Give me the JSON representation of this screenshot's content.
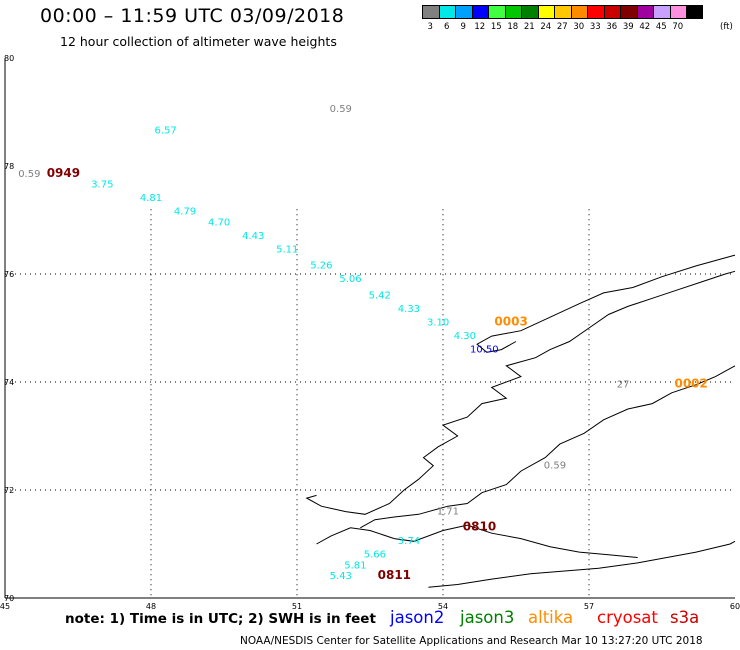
{
  "header": {
    "title": "00:00 – 11:59 UTC 03/09/2018",
    "subtitle": "12 hour collection of altimeter wave heights"
  },
  "colorbar": {
    "unit": "(ft)",
    "bins": [
      {
        "label": "3",
        "color": "#808080"
      },
      {
        "label": "6",
        "color": "#00e8e8"
      },
      {
        "label": "9",
        "color": "#00a0ff"
      },
      {
        "label": "12",
        "color": "#0000ff"
      },
      {
        "label": "15",
        "color": "#40ff40"
      },
      {
        "label": "18",
        "color": "#00c800"
      },
      {
        "label": "21",
        "color": "#008000"
      },
      {
        "label": "24",
        "color": "#ffff00"
      },
      {
        "label": "27",
        "color": "#ffc800"
      },
      {
        "label": "30",
        "color": "#ff8c00"
      },
      {
        "label": "33",
        "color": "#ff0000"
      },
      {
        "label": "36",
        "color": "#c80000"
      },
      {
        "label": "39",
        "color": "#800000"
      },
      {
        "label": "42",
        "color": "#a000a0"
      },
      {
        "label": "45",
        "color": "#c8a0ff"
      },
      {
        "label": "70",
        "color": "#ff90e0"
      },
      {
        "label": "",
        "color": "#000000"
      }
    ]
  },
  "footer": {
    "note": "note:  1) Time is in UTC;  2) SWH is in feet",
    "credit": "NOAA/NESDIS Center for Satellite Applications and Research     Mar 10 13:27:20 UTC 2018",
    "satellites": [
      {
        "name": "jason2",
        "color": "#0000ff"
      },
      {
        "name": "jason3",
        "color": "#008000"
      },
      {
        "name": "altika",
        "color": "#ff8c00"
      },
      {
        "name": "cryosat",
        "color": "#ff0000"
      },
      {
        "name": "s3a",
        "color": "#c80000"
      }
    ]
  },
  "chart_data": {
    "type": "scatter",
    "title": "12 hour collection of altimeter wave heights",
    "xlim": [
      45,
      60
    ],
    "ylim": [
      70,
      80
    ],
    "x_ticks": [
      "45",
      "48",
      "51",
      "54",
      "57",
      "60"
    ],
    "y_ticks": [
      "70",
      "72",
      "74",
      "76",
      "78",
      "80"
    ],
    "grid": true,
    "points": [
      {
        "lon": 51.9,
        "lat": 79.0,
        "value": "0.59",
        "color": "#808080"
      },
      {
        "lon": 48.3,
        "lat": 78.6,
        "value": "6.57",
        "color": "#00e8e8"
      },
      {
        "lon": 45.5,
        "lat": 77.8,
        "value": "0.59",
        "color": "#808080"
      },
      {
        "lon": 47.0,
        "lat": 77.6,
        "value": "3.75",
        "color": "#00e8e8"
      },
      {
        "lon": 48.0,
        "lat": 77.35,
        "value": "4.81",
        "color": "#00e8e8"
      },
      {
        "lon": 48.7,
        "lat": 77.1,
        "value": "4.79",
        "color": "#00e8e8"
      },
      {
        "lon": 49.4,
        "lat": 76.9,
        "value": "4.70",
        "color": "#00e8e8"
      },
      {
        "lon": 50.1,
        "lat": 76.65,
        "value": "4.43",
        "color": "#00e8e8"
      },
      {
        "lon": 50.8,
        "lat": 76.4,
        "value": "5.11",
        "color": "#00e8e8"
      },
      {
        "lon": 51.5,
        "lat": 76.1,
        "value": "5.26",
        "color": "#00e8e8"
      },
      {
        "lon": 52.1,
        "lat": 75.85,
        "value": "5.06",
        "color": "#00e8e8"
      },
      {
        "lon": 52.7,
        "lat": 75.55,
        "value": "5.42",
        "color": "#00e8e8"
      },
      {
        "lon": 53.3,
        "lat": 75.3,
        "value": "4.33",
        "color": "#00e8e8"
      },
      {
        "lon": 53.9,
        "lat": 75.05,
        "value": "3.10",
        "color": "#00e8e8"
      },
      {
        "lon": 54.45,
        "lat": 74.8,
        "value": "4.30",
        "color": "#00e8e8"
      },
      {
        "lon": 54.85,
        "lat": 74.55,
        "value": "10.50",
        "color": "#0000ff"
      },
      {
        "lon": 57.7,
        "lat": 73.9,
        "value": "27",
        "color": "#808080"
      },
      {
        "lon": 56.3,
        "lat": 72.4,
        "value": "0.59",
        "color": "#808080"
      },
      {
        "lon": 54.1,
        "lat": 71.55,
        "value": "1.71",
        "color": "#808080"
      },
      {
        "lon": 53.3,
        "lat": 71.0,
        "value": "3.74",
        "color": "#00e8e8"
      },
      {
        "lon": 52.6,
        "lat": 70.75,
        "value": "5.66",
        "color": "#00e8e8"
      },
      {
        "lon": 52.2,
        "lat": 70.55,
        "value": "5.81",
        "color": "#00e8e8"
      },
      {
        "lon": 51.9,
        "lat": 70.35,
        "value": "5.43",
        "color": "#00e8e8"
      }
    ],
    "passes": [
      {
        "lon": 46.2,
        "lat": 77.8,
        "label": "0949",
        "color": "#800000"
      },
      {
        "lon": 55.4,
        "lat": 75.05,
        "label": "0003",
        "color": "#ff8c00"
      },
      {
        "lon": 59.1,
        "lat": 73.9,
        "label": "0002",
        "color": "#ff8c00"
      },
      {
        "lon": 54.75,
        "lat": 71.25,
        "label": "0810",
        "color": "#800000"
      },
      {
        "lon": 53.0,
        "lat": 70.35,
        "label": "0811",
        "color": "#800000"
      }
    ]
  }
}
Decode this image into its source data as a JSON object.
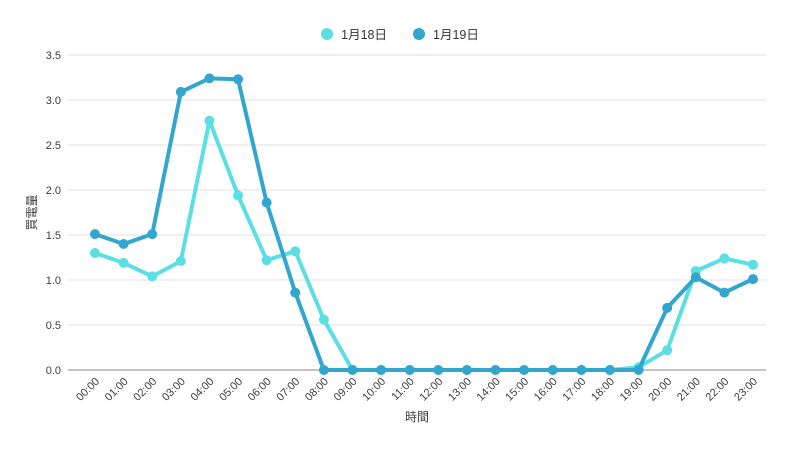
{
  "page": {
    "background": "#ffffff"
  },
  "chart_data": {
    "type": "line",
    "title": "",
    "xlabel": "時間",
    "ylabel": "買電量",
    "x": [
      "00:00",
      "01:00",
      "02:00",
      "03:00",
      "04:00",
      "05:00",
      "06:00",
      "07:00",
      "08:00",
      "09:00",
      "10:00",
      "11:00",
      "12:00",
      "13:00",
      "14:00",
      "15:00",
      "16:00",
      "17:00",
      "18:00",
      "19:00",
      "20:00",
      "21:00",
      "22:00",
      "23:00"
    ],
    "series": [
      {
        "name": "1月18日",
        "color": "#5BDFE3",
        "values": [
          1.3,
          1.19,
          1.04,
          1.21,
          2.77,
          1.94,
          1.22,
          1.32,
          0.56,
          0.0,
          0.0,
          0.0,
          0.0,
          0.0,
          0.0,
          0.0,
          0.0,
          0.0,
          0.0,
          0.03,
          0.22,
          1.1,
          1.24,
          1.17
        ]
      },
      {
        "name": "1月19日",
        "color": "#33A6CE",
        "values": [
          1.51,
          1.4,
          1.51,
          3.09,
          3.24,
          3.23,
          1.86,
          0.86,
          0.0,
          0.0,
          0.0,
          0.0,
          0.0,
          0.0,
          0.0,
          0.0,
          0.0,
          0.0,
          0.0,
          0.0,
          0.69,
          1.03,
          0.86,
          1.01
        ]
      }
    ],
    "ylim": [
      0,
      3.5
    ],
    "ytick_step": 0.5,
    "yticks": [
      "0.0",
      "0.5",
      "1.0",
      "1.5",
      "2.0",
      "2.5",
      "3.0",
      "3.5"
    ],
    "grid": "horizontal",
    "legend_position": "top-center",
    "x_label_rotation": -45,
    "grid_color": "#e2e2e2",
    "axis_color": "#888888",
    "text_color": "#3d3d3d"
  }
}
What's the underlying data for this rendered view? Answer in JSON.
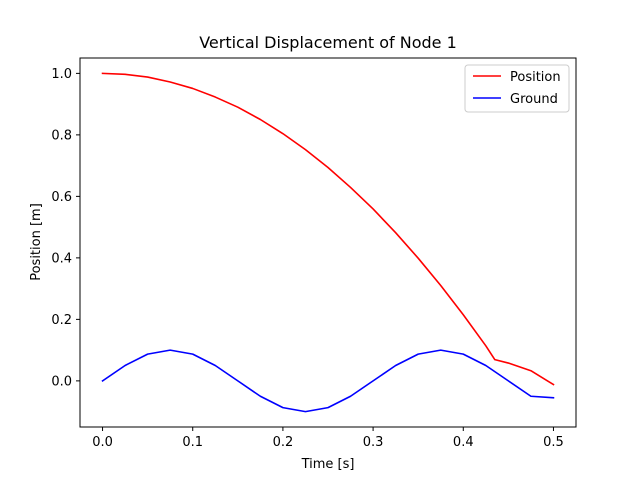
{
  "chart_data": {
    "type": "line",
    "title": "Vertical Displacement of Node 1",
    "xlabel": "Time [s]",
    "ylabel": "Position [m]",
    "xlim": [
      -0.025,
      0.525
    ],
    "ylim": [
      -0.15,
      1.05
    ],
    "xticks": [
      0.0,
      0.1,
      0.2,
      0.3,
      0.4,
      0.5
    ],
    "xtick_labels": [
      "0.0",
      "0.1",
      "0.2",
      "0.3",
      "0.4",
      "0.5"
    ],
    "yticks": [
      0.0,
      0.2,
      0.4,
      0.6,
      0.8,
      1.0
    ],
    "ytick_labels": [
      "0.0",
      "0.2",
      "0.4",
      "0.6",
      "0.8",
      "1.0"
    ],
    "grid": false,
    "legend_position": "top-right",
    "series": [
      {
        "name": "Position",
        "color": "#ff0000",
        "x": [
          0.0,
          0.025,
          0.05,
          0.075,
          0.1,
          0.125,
          0.15,
          0.175,
          0.2,
          0.225,
          0.25,
          0.275,
          0.3,
          0.325,
          0.35,
          0.375,
          0.4,
          0.425,
          0.435,
          0.45,
          0.475,
          0.5
        ],
        "y": [
          1.0,
          0.997,
          0.988,
          0.972,
          0.951,
          0.923,
          0.89,
          0.85,
          0.804,
          0.752,
          0.694,
          0.629,
          0.559,
          0.482,
          0.399,
          0.31,
          0.215,
          0.114,
          0.069,
          0.058,
          0.033,
          -0.012
        ]
      },
      {
        "name": "Ground",
        "color": "#0000ff",
        "x": [
          0.0,
          0.025,
          0.05,
          0.075,
          0.1,
          0.125,
          0.15,
          0.175,
          0.2,
          0.225,
          0.25,
          0.275,
          0.3,
          0.325,
          0.35,
          0.375,
          0.4,
          0.425,
          0.45,
          0.475,
          0.5
        ],
        "y": [
          0.0,
          0.05,
          0.087,
          0.1,
          0.087,
          0.05,
          0.0,
          -0.05,
          -0.087,
          -0.1,
          -0.087,
          -0.05,
          0.0,
          0.05,
          0.087,
          0.1,
          0.087,
          0.05,
          0.0,
          -0.05,
          -0.055
        ]
      }
    ]
  }
}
|---|
Stated goal = Determine how many lines of the listing above include the word "hour", and report that number only.

Right answer = 2